Start of RECORDS SUPPLIED

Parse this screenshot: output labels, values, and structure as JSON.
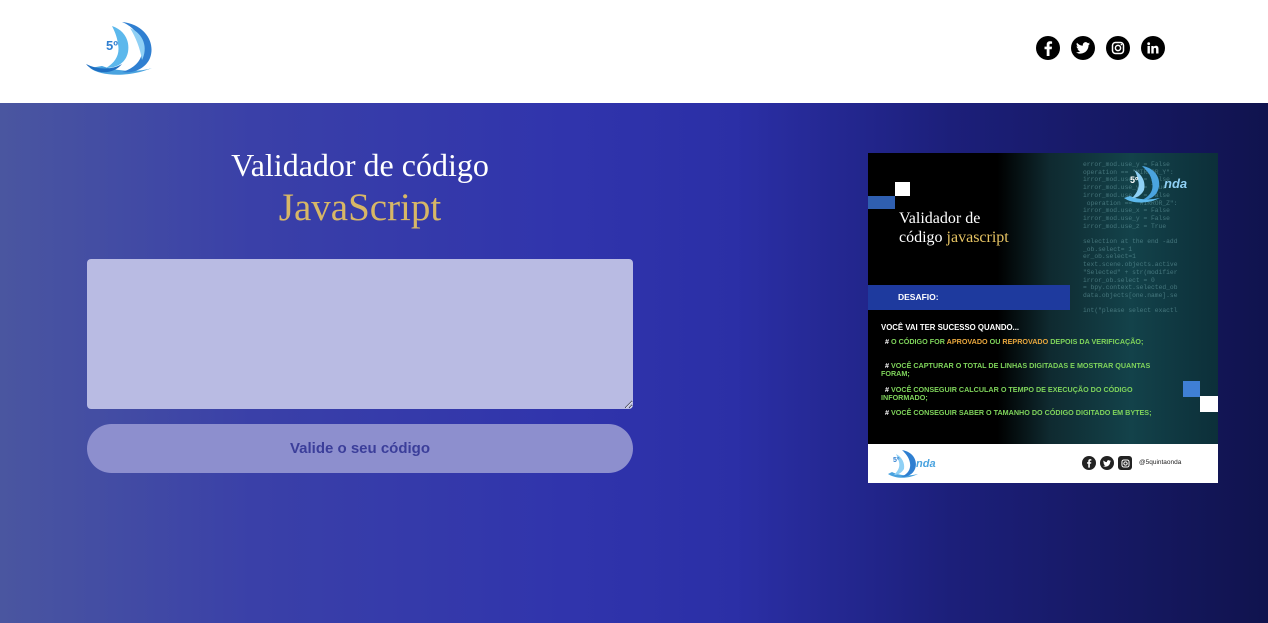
{
  "header": {
    "logo_icon": "wave-logo-icon",
    "logo_text": "5º",
    "social": [
      {
        "name": "facebook",
        "icon": "facebook-icon"
      },
      {
        "name": "twitter",
        "icon": "twitter-icon"
      },
      {
        "name": "instagram",
        "icon": "instagram-icon"
      },
      {
        "name": "linkedin",
        "icon": "linkedin-icon"
      }
    ]
  },
  "main": {
    "title_line1": "Validador de código",
    "title_line2": "JavaScript",
    "code_input": {
      "value": "",
      "placeholder": ""
    },
    "validate_button": "Valide o seu código"
  },
  "promo": {
    "title_part1": "Validador de",
    "title_part2": "código",
    "title_highlight": "javascript",
    "brand_text": "nda",
    "brand_number": "5º",
    "desafio": "DESAFIO:",
    "sucesso": "VOCÊ VAI TER SUCESSO QUANDO...",
    "items": [
      {
        "hash": "#",
        "a": "O CÓDIGO FOR",
        "b": "APROVADO",
        "c": "OU",
        "d": "REPROVADO",
        "e": "DEPOIS DA VERIFICAÇÃO;"
      },
      {
        "hash": "#",
        "text": "VOCÊ CAPTURAR O TOTAL DE LINHAS DIGITADAS E MOSTRAR QUANTAS FORAM;"
      },
      {
        "hash": "#",
        "text": "VOCÊ CONSEGUIR CALCULAR O TEMPO DE EXECUÇÃO DO CÓDIGO INFORMADO;"
      },
      {
        "hash": "#",
        "text": "VOCÊ CONSEGUIR SABER O TAMANHO DO CÓDIGO DIGITADO EM BYTES;"
      }
    ],
    "footer_handle": "@5quintaonda",
    "code_bg": "error_mod.use_y = False\noperation == \"MIRROR_Y\":\nirror_mod.use_x = False\nirror_mod.use_y = True\nirror_mod.use_z = False\n operation == \"MIRROR_Z\":\nirror_mod.use_x = False\nirror_mod.use_y = False\nirror_mod.use_z = True\n\nselection at the end -add\n_ob.select= 1\ner_ob.select=1\ntext.scene.objects.active\n\"Selected\" + str(modifier\nirror_ob.select = 0\n= bpy.context.selected_ob\ndata.objects[one.name].se\n\nint(\"please select exactl"
  },
  "colors": {
    "accent_gold": "#d7b766",
    "input_bg": "#b9bbe3",
    "button_bg": "#8d8fce",
    "button_text": "#3b3e9a"
  }
}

End of RECORDS SUPPLIED

EXERCISE PROMPT: Tally up the lines of the listing containing the word "CONSEGUIR". Give only the total.

REPLY: 2